• _Listed records_
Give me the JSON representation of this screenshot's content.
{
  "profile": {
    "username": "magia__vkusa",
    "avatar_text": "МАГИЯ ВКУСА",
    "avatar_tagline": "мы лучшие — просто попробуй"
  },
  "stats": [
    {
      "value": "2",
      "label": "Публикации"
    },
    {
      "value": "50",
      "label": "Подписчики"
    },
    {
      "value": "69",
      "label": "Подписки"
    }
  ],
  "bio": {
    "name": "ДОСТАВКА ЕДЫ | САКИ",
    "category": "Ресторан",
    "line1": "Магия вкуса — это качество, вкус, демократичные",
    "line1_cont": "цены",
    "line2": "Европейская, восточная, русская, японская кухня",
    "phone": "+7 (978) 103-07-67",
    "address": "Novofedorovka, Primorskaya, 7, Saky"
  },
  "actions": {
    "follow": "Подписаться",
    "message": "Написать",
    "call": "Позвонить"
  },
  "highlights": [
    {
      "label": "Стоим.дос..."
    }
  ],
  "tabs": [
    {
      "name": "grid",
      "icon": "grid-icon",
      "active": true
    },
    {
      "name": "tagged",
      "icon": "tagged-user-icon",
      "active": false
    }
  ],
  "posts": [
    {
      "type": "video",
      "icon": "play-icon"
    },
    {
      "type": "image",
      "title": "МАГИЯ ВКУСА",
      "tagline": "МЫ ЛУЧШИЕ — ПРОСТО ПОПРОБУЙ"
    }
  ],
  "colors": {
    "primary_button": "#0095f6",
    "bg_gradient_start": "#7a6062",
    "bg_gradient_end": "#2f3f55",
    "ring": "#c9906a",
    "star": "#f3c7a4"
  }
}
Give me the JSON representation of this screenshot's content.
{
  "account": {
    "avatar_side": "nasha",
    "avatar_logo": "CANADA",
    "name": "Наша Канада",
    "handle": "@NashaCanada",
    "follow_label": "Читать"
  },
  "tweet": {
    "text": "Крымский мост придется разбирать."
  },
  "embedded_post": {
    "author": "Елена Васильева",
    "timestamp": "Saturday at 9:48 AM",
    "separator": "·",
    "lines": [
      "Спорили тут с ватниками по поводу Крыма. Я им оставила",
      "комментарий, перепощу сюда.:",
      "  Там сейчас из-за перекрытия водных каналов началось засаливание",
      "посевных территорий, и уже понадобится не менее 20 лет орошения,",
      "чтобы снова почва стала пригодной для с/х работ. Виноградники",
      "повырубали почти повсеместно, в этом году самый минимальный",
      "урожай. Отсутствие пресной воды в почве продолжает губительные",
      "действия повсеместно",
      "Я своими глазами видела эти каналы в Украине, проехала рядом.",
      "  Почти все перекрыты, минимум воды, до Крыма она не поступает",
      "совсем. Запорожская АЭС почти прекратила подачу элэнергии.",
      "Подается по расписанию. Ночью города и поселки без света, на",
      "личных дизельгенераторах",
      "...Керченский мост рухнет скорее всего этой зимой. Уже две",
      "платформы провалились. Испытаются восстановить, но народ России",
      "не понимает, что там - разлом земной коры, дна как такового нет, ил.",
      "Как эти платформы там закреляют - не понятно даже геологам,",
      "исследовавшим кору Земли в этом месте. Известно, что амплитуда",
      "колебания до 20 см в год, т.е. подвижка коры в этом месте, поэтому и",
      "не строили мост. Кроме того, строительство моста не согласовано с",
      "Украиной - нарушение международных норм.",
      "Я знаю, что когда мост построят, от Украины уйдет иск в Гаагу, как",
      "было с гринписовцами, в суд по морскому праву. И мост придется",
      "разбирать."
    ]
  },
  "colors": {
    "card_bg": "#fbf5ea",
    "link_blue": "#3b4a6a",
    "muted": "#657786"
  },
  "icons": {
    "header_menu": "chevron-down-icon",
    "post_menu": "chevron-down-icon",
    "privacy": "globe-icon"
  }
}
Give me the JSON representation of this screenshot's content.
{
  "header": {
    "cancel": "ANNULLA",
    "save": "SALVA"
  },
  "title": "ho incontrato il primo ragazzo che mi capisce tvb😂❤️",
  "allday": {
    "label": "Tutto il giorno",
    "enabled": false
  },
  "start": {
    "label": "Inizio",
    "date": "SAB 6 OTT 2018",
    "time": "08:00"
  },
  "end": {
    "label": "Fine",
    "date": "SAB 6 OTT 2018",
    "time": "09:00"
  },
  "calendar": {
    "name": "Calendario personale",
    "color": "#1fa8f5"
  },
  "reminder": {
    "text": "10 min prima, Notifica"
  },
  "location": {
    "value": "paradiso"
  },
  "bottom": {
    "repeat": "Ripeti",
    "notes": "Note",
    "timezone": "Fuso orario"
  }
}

• _Set task_
Copy each entry exactly, with nothing added or dropped.

• _Expected answer_
Give me the JSON representation of this screenshot's content.
{
  "profile": {
    "username": "magia__vkusa",
    "avatar_text": "МАГИЯ ВКУСА",
    "avatar_tagline": "мы лучшие — просто попробуй"
  },
  "stats": [
    {
      "value": "2",
      "label": "Публикации"
    },
    {
      "value": "50",
      "label": "Подписчики"
    },
    {
      "value": "69",
      "label": "Подписки"
    }
  ],
  "bio": {
    "name": "ДОСТАВКА ЕДЫ | САКИ",
    "category": "Ресторан",
    "line1": "Магия вкуса — это качество, вкус, демократичные",
    "line1_cont": "цены",
    "line2": "Европейская, восточная, русская, японская кухня",
    "phone": "+7 (978) 103-07-67",
    "address": "Novofedorovka, Primorskaya, 7, Saky"
  },
  "actions": {
    "follow": "Подписаться",
    "message": "Написать",
    "call": "Позвонить"
  },
  "highlights": [
    {
      "label": "Стоим.дос..."
    }
  ],
  "tabs": [
    {
      "name": "grid",
      "icon": "grid-icon",
      "active": true
    },
    {
      "name": "tagged",
      "icon": "tagged-user-icon",
      "active": false
    }
  ],
  "posts": [
    {
      "type": "video",
      "icon": "play-icon"
    },
    {
      "type": "image",
      "title": "МАГИЯ ВКУСА",
      "tagline": "МЫ ЛУЧШИЕ — ПРОСТО ПОПРОБУЙ"
    }
  ],
  "colors": {
    "primary_button": "#0095f6",
    "bg_gradient_start": "#7a6062",
    "bg_gradient_end": "#2f3f55",
    "ring": "#c9906a",
    "star": "#f3c7a4"
  }
}
Give me the JSON representation of this screenshot's content.
{
  "account": {
    "avatar_side": "nasha",
    "avatar_logo": "CANADA",
    "name": "Наша Канада",
    "handle": "@NashaCanada",
    "follow_label": "Читать"
  },
  "tweet": {
    "text": "Крымский мост придется разбирать."
  },
  "embedded_post": {
    "author": "Елена Васильева",
    "timestamp": "Saturday at 9:48 AM",
    "separator": "·",
    "lines": [
      "Спорили тут с ватниками по поводу Крыма. Я им оставила",
      "комментарий, перепощу сюда.:",
      "  Там сейчас из-за перекрытия водных каналов началось засаливание",
      "посевных территорий, и уже понадобится не менее 20 лет орошения,",
      "чтобы снова почва стала пригодной для с/х работ. Виноградники",
      "повырубали почти повсеместно, в этом году самый минимальный",
      "урожай. Отсутствие пресной воды в почве продолжает губительные",
      "действия повсеместно",
      "Я своими глазами видела эти каналы в Украине, проехала рядом.",
      "  Почти все перекрыты, минимум воды, до Крыма она не поступает",
      "совсем. Запорожская АЭС почти прекратила подачу элэнергии.",
      "Подается по расписанию. Ночью города и поселки без света, на",
      "личных дизельгенераторах",
      "...Керченский мост рухнет скорее всего этой зимой. Уже две",
      "платформы провалились. Испытаются восстановить, но народ России",
      "не понимает, что там - разлом земной коры, дна как такового нет, ил.",
      "Как эти платформы там закреляют - не понятно даже геологам,",
      "исследовавшим кору Земли в этом месте. Известно, что амплитуда",
      "колебания до 20 см в год, т.е. подвижка коры в этом месте, поэтому и",
      "не строили мост. Кроме того, строительство моста не согласовано с",
      "Украиной - нарушение международных норм.",
      "Я знаю, что когда мост построят, от Украины уйдет иск в Гаагу, как",
      "было с гринписовцами, в суд по морскому праву. И мост придется",
      "разбирать."
    ]
  },
  "colors": {
    "card_bg": "#fbf5ea",
    "link_blue": "#3b4a6a",
    "muted": "#657786"
  },
  "icons": {
    "header_menu": "chevron-down-icon",
    "post_menu": "chevron-down-icon",
    "privacy": "globe-icon"
  }
}
Give me the JSON representation of this screenshot's content.
{
  "header": {
    "cancel": "ANNULLA",
    "save": "SALVA"
  },
  "title": "ho incontrato il primo ragazzo che mi capisce tvb😂❤️",
  "allday": {
    "label": "Tutto il giorno",
    "enabled": false
  },
  "start": {
    "label": "Inizio",
    "date": "SAB 6 OTT 2018",
    "time": "08:00"
  },
  "end": {
    "label": "Fine",
    "date": "SAB 6 OTT 2018",
    "time": "09:00"
  },
  "calendar": {
    "name": "Calendario personale",
    "color": "#1fa8f5"
  },
  "reminder": {
    "text": "10 min prima, Notifica"
  },
  "location": {
    "value": "paradiso"
  },
  "bottom": {
    "repeat": "Ripeti",
    "notes": "Note",
    "timezone": "Fuso orario"
  }
}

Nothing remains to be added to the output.